● **WHAT IS EXPECTED**:
From the records below, copy every line that contains the word "ffffff".

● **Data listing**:
* * *
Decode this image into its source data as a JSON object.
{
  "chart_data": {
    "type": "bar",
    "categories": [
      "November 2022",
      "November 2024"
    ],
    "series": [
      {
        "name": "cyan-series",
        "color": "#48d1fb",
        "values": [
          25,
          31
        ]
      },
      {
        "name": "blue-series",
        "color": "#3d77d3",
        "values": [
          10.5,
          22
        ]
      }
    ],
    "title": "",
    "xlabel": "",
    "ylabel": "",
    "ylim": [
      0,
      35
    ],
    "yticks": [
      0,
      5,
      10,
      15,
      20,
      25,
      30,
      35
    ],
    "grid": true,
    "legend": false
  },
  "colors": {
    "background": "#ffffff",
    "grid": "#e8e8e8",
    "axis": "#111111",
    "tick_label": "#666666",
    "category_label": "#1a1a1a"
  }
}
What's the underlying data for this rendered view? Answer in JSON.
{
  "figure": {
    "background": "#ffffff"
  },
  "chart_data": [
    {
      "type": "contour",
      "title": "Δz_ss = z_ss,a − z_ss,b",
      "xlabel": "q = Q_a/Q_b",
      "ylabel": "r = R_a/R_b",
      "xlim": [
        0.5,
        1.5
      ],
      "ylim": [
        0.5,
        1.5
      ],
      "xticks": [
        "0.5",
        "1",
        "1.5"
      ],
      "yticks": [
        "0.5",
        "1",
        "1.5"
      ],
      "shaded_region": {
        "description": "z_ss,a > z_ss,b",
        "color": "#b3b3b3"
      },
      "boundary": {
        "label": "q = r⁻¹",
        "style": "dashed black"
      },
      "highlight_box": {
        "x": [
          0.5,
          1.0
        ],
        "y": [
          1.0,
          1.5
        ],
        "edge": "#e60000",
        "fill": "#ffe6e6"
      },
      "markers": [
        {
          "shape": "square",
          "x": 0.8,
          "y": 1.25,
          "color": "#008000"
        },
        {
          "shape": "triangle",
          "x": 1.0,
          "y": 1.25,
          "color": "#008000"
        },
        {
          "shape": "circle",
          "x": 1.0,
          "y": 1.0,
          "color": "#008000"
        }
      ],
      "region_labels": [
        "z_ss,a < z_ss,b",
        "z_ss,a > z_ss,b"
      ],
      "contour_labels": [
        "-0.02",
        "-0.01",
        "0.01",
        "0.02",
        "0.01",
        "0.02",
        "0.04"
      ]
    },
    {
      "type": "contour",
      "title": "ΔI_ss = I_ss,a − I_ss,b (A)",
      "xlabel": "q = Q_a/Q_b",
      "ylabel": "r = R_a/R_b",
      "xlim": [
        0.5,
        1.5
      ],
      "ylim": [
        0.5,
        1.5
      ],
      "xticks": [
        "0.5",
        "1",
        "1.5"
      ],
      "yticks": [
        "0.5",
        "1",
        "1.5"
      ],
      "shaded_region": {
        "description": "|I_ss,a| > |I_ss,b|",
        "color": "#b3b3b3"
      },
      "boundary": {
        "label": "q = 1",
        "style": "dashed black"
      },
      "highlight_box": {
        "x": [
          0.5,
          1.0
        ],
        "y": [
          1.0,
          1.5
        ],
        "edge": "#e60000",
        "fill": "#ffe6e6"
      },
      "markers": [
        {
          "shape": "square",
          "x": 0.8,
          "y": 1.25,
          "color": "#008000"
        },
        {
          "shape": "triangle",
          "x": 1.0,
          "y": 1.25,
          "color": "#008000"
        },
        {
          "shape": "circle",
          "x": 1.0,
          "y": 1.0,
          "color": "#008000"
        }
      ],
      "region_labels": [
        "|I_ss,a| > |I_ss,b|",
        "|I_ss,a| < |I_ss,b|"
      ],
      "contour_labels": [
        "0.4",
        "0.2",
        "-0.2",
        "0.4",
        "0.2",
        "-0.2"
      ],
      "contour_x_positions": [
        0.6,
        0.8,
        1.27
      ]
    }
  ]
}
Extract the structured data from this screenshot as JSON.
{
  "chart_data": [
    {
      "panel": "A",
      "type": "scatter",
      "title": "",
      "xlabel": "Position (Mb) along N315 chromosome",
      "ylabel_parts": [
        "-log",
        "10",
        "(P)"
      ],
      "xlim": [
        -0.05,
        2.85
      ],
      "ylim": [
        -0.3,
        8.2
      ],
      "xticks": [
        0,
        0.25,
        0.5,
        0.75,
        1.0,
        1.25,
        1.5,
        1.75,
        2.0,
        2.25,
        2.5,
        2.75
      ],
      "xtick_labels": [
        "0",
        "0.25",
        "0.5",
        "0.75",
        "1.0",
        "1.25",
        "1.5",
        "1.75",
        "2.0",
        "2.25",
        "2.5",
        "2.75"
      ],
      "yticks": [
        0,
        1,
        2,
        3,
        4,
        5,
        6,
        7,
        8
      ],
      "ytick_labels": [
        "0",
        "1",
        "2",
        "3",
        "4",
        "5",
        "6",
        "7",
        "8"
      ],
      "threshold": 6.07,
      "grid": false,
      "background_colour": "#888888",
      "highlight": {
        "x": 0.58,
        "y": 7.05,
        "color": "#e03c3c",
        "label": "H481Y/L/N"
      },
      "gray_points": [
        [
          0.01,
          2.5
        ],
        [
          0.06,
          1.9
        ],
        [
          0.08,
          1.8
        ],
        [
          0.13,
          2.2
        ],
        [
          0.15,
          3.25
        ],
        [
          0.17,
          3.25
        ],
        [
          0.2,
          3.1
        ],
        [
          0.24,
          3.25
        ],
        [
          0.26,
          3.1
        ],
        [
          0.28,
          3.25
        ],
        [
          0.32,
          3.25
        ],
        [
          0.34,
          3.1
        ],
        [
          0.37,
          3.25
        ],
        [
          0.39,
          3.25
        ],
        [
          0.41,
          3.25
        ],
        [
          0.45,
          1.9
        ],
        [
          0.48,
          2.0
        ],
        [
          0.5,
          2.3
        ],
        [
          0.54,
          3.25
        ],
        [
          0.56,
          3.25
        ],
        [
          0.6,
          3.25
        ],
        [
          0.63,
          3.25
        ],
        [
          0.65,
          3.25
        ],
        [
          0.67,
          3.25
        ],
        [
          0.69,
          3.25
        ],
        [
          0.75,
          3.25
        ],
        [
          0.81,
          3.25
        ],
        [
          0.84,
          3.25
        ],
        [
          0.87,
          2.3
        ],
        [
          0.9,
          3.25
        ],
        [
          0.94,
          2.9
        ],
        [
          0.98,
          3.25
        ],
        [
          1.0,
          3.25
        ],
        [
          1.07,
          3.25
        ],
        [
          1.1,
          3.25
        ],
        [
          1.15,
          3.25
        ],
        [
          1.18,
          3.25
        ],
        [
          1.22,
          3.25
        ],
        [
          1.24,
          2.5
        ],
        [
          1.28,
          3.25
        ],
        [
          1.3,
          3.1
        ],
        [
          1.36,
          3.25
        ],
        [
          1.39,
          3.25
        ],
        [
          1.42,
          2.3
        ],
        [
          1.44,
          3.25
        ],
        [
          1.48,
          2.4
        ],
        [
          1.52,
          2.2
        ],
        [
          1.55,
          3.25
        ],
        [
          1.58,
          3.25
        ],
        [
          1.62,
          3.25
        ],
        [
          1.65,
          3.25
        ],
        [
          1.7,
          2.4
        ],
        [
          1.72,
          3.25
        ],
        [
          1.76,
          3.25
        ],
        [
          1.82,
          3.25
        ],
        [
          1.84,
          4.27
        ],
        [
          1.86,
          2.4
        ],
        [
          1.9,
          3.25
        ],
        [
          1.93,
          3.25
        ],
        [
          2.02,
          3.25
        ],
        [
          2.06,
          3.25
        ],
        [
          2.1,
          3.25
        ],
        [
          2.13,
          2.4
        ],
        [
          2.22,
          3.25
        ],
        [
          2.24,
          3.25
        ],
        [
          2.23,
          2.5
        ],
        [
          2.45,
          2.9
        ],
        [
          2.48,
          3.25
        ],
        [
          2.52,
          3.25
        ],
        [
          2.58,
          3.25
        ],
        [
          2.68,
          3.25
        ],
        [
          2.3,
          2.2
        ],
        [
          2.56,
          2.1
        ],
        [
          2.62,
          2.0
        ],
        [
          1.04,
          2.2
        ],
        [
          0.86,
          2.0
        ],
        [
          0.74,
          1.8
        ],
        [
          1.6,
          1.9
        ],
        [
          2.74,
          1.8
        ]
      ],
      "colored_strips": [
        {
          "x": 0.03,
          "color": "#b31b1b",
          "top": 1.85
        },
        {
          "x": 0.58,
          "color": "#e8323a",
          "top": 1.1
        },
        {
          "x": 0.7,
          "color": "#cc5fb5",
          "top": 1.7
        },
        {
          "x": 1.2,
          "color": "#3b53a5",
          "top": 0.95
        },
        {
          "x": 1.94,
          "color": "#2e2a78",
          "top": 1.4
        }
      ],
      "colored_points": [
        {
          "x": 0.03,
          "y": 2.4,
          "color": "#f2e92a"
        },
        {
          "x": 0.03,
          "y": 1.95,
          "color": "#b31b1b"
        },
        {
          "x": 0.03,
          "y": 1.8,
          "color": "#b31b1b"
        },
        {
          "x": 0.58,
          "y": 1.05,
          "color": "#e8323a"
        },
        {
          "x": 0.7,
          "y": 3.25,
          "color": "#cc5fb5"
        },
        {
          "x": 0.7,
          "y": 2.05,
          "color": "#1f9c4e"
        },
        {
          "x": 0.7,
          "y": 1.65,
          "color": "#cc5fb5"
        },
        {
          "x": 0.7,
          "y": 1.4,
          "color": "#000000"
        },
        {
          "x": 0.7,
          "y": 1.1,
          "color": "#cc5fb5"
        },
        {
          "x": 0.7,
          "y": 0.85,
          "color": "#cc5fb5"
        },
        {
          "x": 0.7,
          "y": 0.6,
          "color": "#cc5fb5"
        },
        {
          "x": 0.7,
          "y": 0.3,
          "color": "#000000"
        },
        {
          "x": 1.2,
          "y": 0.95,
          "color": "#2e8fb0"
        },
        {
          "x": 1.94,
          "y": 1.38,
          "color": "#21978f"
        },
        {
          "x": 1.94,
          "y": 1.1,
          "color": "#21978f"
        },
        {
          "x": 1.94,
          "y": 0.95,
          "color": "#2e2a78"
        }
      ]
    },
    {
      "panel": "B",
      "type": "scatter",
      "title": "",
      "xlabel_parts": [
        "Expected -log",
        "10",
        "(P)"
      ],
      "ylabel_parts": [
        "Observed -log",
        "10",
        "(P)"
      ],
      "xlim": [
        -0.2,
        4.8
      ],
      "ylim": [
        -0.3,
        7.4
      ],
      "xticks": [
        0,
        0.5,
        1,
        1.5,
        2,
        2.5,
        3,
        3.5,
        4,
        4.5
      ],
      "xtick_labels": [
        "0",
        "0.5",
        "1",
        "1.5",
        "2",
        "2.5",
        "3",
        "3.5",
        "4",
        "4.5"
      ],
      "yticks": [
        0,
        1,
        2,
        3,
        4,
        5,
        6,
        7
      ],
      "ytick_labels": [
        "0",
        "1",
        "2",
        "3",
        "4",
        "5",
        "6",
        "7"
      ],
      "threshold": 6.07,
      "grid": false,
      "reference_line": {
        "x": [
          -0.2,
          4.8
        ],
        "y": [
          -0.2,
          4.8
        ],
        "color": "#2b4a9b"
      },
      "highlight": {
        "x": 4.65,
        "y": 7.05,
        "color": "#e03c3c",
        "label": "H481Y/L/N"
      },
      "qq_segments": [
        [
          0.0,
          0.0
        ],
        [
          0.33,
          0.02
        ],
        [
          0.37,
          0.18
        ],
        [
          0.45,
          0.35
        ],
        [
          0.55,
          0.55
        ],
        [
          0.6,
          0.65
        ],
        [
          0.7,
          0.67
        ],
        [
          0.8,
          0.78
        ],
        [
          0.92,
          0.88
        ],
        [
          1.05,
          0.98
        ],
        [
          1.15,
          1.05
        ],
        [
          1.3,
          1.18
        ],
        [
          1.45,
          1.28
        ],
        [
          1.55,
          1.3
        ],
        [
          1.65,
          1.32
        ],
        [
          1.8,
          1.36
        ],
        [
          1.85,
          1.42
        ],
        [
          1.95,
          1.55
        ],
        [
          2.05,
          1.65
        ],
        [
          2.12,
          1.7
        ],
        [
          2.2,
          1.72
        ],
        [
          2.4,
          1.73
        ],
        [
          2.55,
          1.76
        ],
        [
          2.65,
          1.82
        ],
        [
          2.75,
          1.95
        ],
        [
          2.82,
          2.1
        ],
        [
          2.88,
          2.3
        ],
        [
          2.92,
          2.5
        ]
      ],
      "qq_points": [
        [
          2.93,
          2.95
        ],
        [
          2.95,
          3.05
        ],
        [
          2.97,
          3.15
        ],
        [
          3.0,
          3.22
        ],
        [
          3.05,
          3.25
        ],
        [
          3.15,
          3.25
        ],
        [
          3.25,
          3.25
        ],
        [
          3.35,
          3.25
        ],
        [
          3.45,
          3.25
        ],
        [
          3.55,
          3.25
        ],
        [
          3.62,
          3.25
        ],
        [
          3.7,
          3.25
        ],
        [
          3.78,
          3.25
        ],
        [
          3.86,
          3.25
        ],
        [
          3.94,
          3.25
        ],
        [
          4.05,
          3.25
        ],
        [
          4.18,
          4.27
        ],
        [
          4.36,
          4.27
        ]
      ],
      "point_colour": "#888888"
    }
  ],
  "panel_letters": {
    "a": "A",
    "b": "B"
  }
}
* * *
● **SOLVED PROBLEM**:
    "background": "#ffffff",
    "background": "#ffffff"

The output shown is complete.